# [REQUIRED TASK]
Note how many lines hold the string "series" and give that number without any other words.

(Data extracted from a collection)

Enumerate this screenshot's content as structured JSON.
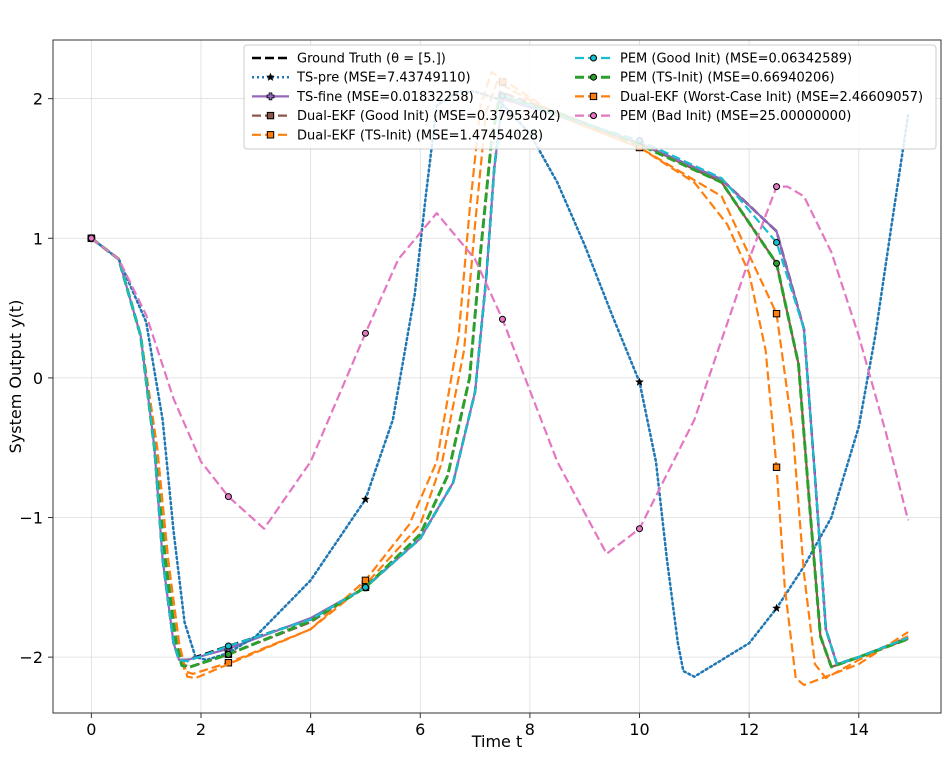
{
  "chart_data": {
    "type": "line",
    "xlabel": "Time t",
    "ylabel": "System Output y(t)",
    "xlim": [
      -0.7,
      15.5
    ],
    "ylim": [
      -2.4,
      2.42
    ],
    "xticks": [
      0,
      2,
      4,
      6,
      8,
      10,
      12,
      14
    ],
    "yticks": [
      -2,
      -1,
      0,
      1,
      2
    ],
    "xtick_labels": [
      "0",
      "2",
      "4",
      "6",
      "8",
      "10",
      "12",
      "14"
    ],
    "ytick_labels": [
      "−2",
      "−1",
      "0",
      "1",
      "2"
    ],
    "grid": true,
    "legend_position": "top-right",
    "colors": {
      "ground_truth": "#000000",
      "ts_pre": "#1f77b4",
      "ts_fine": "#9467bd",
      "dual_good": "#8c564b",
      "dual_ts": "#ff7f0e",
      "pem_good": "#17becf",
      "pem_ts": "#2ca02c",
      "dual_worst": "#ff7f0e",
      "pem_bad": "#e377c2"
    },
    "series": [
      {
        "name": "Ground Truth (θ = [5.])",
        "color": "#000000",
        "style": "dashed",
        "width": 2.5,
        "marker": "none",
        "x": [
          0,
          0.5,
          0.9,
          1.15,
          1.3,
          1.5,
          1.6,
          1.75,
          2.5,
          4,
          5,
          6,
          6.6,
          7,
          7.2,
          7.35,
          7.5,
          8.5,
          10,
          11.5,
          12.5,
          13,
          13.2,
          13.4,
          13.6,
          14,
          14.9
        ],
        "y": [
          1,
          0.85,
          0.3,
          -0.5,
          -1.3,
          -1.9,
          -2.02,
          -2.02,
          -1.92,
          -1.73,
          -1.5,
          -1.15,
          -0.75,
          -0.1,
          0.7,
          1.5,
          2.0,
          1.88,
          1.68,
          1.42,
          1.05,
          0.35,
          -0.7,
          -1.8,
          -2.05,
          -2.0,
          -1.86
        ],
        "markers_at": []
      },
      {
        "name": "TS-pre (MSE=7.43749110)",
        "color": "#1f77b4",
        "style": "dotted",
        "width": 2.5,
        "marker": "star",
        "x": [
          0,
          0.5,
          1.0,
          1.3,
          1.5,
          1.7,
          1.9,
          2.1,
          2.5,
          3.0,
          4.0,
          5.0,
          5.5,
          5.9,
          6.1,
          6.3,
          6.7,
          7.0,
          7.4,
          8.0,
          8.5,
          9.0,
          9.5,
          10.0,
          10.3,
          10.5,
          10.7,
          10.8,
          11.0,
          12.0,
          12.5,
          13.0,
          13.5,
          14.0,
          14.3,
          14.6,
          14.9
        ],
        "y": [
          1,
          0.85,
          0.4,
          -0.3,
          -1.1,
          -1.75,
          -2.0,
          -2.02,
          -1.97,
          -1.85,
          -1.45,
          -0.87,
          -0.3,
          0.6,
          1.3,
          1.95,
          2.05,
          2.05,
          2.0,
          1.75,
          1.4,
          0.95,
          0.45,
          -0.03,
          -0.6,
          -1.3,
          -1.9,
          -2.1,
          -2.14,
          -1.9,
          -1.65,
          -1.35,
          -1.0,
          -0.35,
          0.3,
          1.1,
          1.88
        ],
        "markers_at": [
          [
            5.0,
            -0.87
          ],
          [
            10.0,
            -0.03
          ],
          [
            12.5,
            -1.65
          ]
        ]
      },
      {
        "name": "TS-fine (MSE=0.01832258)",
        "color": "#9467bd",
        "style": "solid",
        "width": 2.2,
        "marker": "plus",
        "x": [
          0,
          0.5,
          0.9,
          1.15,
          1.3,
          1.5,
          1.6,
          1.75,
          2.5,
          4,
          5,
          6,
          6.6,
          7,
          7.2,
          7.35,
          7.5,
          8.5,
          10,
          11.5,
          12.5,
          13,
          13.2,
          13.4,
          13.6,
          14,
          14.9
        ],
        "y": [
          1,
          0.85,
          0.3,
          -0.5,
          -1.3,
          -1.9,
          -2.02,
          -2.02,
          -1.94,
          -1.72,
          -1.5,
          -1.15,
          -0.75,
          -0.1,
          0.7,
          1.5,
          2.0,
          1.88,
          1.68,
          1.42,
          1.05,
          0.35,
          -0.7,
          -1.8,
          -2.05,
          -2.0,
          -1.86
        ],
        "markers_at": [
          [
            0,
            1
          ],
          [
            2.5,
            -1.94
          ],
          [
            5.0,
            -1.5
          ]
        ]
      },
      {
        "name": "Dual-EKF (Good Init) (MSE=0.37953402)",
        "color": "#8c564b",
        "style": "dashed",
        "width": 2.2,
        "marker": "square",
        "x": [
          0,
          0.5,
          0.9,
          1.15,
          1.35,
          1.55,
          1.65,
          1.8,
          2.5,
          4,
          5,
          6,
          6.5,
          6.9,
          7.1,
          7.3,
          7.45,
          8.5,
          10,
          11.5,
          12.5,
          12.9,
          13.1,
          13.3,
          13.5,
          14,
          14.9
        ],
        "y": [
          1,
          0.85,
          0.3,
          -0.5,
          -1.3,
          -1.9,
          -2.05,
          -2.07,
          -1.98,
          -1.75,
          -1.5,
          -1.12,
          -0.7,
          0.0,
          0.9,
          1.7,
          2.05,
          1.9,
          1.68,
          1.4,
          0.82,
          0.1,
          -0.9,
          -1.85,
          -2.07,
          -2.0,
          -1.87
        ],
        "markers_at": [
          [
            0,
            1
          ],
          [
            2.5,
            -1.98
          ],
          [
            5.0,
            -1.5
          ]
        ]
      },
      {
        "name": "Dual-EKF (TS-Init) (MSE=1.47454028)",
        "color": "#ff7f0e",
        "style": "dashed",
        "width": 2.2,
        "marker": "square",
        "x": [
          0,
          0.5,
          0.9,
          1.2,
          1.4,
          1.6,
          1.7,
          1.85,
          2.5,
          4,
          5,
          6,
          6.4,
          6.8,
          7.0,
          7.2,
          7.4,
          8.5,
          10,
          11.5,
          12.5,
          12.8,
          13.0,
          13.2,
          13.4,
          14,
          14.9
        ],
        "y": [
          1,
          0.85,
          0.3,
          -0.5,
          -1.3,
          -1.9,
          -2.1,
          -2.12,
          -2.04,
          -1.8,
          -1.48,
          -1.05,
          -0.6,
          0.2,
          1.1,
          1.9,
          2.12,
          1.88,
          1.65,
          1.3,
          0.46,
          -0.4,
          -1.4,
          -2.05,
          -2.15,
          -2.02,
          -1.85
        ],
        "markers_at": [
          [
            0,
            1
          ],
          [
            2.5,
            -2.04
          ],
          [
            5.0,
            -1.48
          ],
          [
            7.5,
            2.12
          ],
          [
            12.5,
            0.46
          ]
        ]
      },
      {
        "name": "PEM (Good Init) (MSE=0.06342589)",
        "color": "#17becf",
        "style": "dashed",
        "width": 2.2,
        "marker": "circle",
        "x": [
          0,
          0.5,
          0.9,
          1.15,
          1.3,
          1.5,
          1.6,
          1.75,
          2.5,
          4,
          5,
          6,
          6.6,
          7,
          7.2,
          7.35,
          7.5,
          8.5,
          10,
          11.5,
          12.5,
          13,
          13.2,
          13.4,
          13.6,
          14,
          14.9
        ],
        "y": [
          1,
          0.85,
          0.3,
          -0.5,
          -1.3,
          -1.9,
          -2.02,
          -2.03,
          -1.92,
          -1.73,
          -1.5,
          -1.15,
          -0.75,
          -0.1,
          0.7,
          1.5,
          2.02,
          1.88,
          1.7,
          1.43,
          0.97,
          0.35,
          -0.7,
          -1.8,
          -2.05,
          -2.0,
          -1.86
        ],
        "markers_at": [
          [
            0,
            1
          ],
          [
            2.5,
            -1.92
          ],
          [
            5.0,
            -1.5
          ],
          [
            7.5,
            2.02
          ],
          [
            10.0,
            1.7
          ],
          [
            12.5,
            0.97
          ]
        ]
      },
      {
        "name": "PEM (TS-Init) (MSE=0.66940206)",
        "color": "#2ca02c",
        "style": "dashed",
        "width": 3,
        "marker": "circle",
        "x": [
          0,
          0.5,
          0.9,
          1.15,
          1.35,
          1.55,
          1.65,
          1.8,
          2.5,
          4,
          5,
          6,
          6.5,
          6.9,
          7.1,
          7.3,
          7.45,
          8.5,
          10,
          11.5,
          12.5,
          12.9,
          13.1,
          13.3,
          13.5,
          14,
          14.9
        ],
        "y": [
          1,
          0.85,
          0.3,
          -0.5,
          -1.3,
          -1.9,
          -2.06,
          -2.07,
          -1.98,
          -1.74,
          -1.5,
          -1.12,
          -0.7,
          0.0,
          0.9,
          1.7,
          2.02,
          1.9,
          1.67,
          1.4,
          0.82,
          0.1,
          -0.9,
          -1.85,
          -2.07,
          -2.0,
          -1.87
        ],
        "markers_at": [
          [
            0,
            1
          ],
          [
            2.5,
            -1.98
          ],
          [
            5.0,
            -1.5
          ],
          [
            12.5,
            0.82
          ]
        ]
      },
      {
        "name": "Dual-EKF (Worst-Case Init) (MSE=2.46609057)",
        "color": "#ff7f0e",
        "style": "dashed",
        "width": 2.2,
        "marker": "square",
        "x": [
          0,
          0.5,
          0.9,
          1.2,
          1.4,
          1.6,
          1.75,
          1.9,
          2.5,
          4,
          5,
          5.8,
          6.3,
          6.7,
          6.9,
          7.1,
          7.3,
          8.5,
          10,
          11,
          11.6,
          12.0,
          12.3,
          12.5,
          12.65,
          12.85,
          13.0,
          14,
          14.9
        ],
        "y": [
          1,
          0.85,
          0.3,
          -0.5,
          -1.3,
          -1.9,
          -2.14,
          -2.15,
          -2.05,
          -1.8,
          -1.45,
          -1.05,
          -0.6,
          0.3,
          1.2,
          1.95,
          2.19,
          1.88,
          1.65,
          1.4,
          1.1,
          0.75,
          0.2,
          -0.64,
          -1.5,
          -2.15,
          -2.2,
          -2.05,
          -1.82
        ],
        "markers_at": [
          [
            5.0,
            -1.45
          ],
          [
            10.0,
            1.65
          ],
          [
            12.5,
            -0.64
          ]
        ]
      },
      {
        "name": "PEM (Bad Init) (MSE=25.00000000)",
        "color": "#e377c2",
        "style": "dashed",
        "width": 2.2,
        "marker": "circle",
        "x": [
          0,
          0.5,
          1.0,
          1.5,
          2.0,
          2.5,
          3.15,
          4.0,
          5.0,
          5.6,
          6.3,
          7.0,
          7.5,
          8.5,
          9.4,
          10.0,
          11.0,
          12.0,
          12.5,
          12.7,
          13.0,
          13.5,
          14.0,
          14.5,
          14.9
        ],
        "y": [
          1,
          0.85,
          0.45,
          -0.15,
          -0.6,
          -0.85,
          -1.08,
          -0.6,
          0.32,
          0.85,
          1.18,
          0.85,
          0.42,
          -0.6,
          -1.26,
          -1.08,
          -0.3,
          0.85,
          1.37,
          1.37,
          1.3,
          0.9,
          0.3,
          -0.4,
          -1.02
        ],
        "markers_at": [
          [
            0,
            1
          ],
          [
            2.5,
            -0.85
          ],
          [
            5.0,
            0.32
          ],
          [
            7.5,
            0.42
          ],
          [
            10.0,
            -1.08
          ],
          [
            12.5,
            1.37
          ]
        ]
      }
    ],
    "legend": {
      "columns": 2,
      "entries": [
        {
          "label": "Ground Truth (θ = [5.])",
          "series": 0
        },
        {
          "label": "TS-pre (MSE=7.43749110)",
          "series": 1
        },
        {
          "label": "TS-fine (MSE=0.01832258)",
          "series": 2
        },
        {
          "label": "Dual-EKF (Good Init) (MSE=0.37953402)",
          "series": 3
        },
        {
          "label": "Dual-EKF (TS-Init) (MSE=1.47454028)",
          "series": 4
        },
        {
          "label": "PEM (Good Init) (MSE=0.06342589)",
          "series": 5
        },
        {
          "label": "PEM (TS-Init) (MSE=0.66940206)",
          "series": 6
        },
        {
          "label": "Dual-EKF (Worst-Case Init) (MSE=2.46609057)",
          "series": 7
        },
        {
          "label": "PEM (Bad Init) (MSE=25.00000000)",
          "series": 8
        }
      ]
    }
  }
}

# [ANSWER TO THIS EXERCISE]
10